### PROBLEM STATEMENT
Make an exact copy of the listing below.

-- start DATA ENTRIES --

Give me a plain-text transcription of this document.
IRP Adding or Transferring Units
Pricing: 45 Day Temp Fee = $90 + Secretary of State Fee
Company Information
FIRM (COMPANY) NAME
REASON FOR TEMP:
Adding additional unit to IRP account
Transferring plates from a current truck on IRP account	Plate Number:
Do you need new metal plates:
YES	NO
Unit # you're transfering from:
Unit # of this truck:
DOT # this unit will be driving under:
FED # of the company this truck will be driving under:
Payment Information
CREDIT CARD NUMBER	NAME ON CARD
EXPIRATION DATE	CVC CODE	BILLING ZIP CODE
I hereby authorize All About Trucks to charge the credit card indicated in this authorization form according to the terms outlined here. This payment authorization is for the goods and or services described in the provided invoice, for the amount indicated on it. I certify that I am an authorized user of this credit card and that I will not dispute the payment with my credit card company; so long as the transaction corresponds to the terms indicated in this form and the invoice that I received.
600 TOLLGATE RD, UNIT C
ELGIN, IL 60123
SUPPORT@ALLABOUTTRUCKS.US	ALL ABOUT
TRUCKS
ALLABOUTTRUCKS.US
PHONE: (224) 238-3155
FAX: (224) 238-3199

-- end DATA ENTRIES --

### EXERCISE SOLUTION
Give me a plain-text transcription of this document.
IRP Adding or Transferring Units
Pricing: 45 Day Temp Fee = $90 + Secretary of State Fee
Company Information
FIRM (COMPANY) NAME
REASON FOR TEMP:
Adding additional unit to IRP account
Transferring plates from a current truck on IRP account	Plate Number:
Do you need new metal plates:
YES	NO
Unit # you're transfering from:
Unit # of this truck:
DOT # this unit will be driving under:
FED # of the company this truck will be driving under:
Payment Information
CREDIT CARD NUMBER	NAME ON CARD
EXPIRATION DATE	CVC CODE	BILLING ZIP CODE
I hereby authorize All About Trucks to charge the credit card indicated in this authorization form according to the terms outlined here. This payment authorization is for the goods and or services described in the provided invoice, for the amount indicated on it. I certify that I am an authorized user of this credit card and that I will not dispute the payment with my credit card company; so long as the transaction corresponds to the terms indicated in this form and the invoice that I received.
600 TOLLGATE RD, UNIT C
ELGIN, IL 60123
SUPPORT@ALLABOUTTRUCKS.US	ALL ABOUT
TRUCKS
ALLABOUTTRUCKS.US
PHONE: (224) 238-3155
FAX: (224) 238-3199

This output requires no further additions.